• WORK REQUIRED
Retype every line of the records below verbatim, keeping each line as it appears.

A run of records
········
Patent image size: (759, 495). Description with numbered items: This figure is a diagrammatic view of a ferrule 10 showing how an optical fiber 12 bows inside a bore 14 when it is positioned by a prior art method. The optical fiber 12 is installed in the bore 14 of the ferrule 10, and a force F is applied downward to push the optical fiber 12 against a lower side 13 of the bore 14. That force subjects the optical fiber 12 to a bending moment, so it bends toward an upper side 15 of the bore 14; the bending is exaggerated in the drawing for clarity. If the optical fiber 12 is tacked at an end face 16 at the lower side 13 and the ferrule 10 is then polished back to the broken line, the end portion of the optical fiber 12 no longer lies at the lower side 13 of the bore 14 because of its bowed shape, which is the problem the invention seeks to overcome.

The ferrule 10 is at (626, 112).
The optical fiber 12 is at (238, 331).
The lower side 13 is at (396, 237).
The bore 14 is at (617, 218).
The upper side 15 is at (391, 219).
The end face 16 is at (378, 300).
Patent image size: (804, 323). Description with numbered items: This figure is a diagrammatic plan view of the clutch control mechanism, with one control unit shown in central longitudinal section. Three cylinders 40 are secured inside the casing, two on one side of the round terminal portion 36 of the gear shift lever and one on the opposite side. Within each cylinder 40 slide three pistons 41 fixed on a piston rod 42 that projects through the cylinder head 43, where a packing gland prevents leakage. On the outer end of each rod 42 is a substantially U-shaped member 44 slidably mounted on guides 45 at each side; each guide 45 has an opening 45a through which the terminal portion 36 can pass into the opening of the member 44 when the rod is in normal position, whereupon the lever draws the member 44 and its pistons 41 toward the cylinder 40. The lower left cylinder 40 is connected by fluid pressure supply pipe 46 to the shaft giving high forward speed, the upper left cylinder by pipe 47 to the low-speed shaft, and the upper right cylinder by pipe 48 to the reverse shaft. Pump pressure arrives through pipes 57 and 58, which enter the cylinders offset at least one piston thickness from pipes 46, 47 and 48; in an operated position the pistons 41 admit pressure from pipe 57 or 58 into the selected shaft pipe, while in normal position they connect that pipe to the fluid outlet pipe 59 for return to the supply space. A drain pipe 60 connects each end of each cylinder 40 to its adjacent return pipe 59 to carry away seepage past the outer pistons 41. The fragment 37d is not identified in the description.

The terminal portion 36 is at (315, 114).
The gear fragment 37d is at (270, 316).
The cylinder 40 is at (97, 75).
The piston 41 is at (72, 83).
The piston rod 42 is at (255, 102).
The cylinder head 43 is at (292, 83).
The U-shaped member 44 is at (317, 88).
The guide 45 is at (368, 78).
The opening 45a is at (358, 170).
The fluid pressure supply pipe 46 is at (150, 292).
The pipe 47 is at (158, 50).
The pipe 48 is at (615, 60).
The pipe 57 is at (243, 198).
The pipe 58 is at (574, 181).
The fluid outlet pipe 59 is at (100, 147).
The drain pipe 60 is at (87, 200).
········
• FINISHED TASK
Patent image size: (759, 495). Description with numbered items: This figure is a diagrammatic view of a ferrule 10 showing how an optical fiber 12 bows inside a bore 14 when it is positioned by a prior art method. The optical fiber 12 is installed in the bore 14 of the ferrule 10, and a force F is applied downward to push the optical fiber 12 against a lower side 13 of the bore 14. That force subjects the optical fiber 12 to a bending moment, so it bends toward an upper side 15 of the bore 14; the bending is exaggerated in the drawing for clarity. If the optical fiber 12 is tacked at an end face 16 at the lower side 13 and the ferrule 10 is then polished back to the broken line, the end portion of the optical fiber 12 no longer lies at the lower side 13 of the bore 14 because of its bowed shape, which is the problem the invention seeks to overcome.

The ferrule 10 is at (626, 112).
The optical fiber 12 is at (238, 331).
The lower side 13 is at (396, 237).
The bore 14 is at (617, 218).
The upper side 15 is at (391, 219).
The end face 16 is at (378, 300).
Patent image size: (804, 323). Description with numbered items: This figure is a diagrammatic plan view of the clutch control mechanism, with one control unit shown in central longitudinal section. Three cylinders 40 are secured inside the casing, two on one side of the round terminal portion 36 of the gear shift lever and one on the opposite side. Within each cylinder 40 slide three pistons 41 fixed on a piston rod 42 that projects through the cylinder head 43, where a packing gland prevents leakage. On the outer end of each rod 42 is a substantially U-shaped member 44 slidably mounted on guides 45 at each side; each guide 45 has an opening 45a through which the terminal portion 36 can pass into the opening of the member 44 when the rod is in normal position, whereupon the lever draws the member 44 and its pistons 41 toward the cylinder 40. The lower left cylinder 40 is connected by fluid pressure supply pipe 46 to the shaft giving high forward speed, the upper left cylinder by pipe 47 to the low-speed shaft, and the upper right cylinder by pipe 48 to the reverse shaft. Pump pressure arrives through pipes 57 and 58, which enter the cylinders offset at least one piston thickness from pipes 46, 47 and 48; in an operated position the pistons 41 admit pressure from pipe 57 or 58 into the selected shaft pipe, while in normal position they connect that pipe to the fluid outlet pipe 59 for return to the supply space. A drain pipe 60 connects each end of each cylinder 40 to its adjacent return pipe 59 to carry away seepage past the outer pistons 41. The fragment 37d is not identified in the description.

The terminal portion 36 is at (315, 114).
The gear fragment 37d is at (270, 316).
The cylinder 40 is at (97, 75).
The piston 41 is at (72, 83).
The piston rod 42 is at (255, 102).
The cylinder head 43 is at (292, 83).
The U-shaped member 44 is at (317, 88).
The guide 45 is at (368, 78).
The opening 45a is at (358, 170).
The fluid pressure supply pipe 46 is at (150, 292).
The pipe 47 is at (158, 50).
The pipe 48 is at (615, 60).
The pipe 57 is at (243, 198).
The pipe 58 is at (574, 181).
The fluid outlet pipe 59 is at (100, 147).
The drain pipe 60 is at (87, 200).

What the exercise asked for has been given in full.